TASK DESCRIPTION => Return each line of the listing that contains the string "pattern".

DATA PROVIDED =>
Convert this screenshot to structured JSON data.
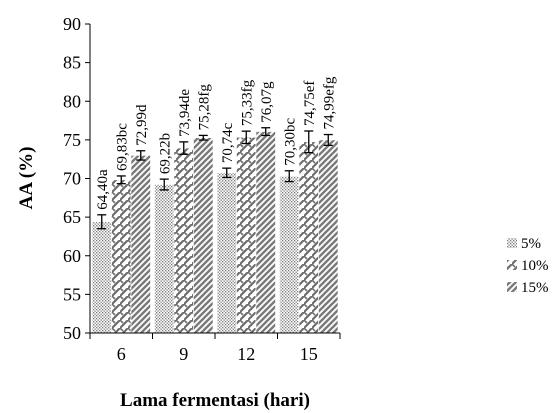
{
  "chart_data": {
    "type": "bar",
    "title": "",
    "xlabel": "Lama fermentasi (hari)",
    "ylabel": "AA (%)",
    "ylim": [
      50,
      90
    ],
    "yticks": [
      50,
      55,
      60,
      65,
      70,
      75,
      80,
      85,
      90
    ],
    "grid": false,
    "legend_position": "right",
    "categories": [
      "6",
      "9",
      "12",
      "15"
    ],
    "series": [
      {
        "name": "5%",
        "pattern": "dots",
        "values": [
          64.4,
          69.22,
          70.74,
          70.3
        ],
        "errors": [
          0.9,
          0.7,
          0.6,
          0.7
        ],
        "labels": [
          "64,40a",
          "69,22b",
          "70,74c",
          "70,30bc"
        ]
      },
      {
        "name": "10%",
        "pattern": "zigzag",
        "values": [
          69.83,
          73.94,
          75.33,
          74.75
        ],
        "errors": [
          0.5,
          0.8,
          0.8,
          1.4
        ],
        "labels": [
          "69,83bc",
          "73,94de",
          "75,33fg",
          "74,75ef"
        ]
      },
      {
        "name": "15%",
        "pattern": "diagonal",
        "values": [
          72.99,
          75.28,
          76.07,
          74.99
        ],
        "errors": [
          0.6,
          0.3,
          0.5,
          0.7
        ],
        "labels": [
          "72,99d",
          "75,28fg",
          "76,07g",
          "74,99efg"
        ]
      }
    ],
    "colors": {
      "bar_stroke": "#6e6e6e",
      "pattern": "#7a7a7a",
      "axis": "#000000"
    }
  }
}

FINAL ANSWER =>
        "pattern": "dots",
        "pattern": "zigzag",
        "pattern": "diagonal",
      "pattern": "#7a7a7a",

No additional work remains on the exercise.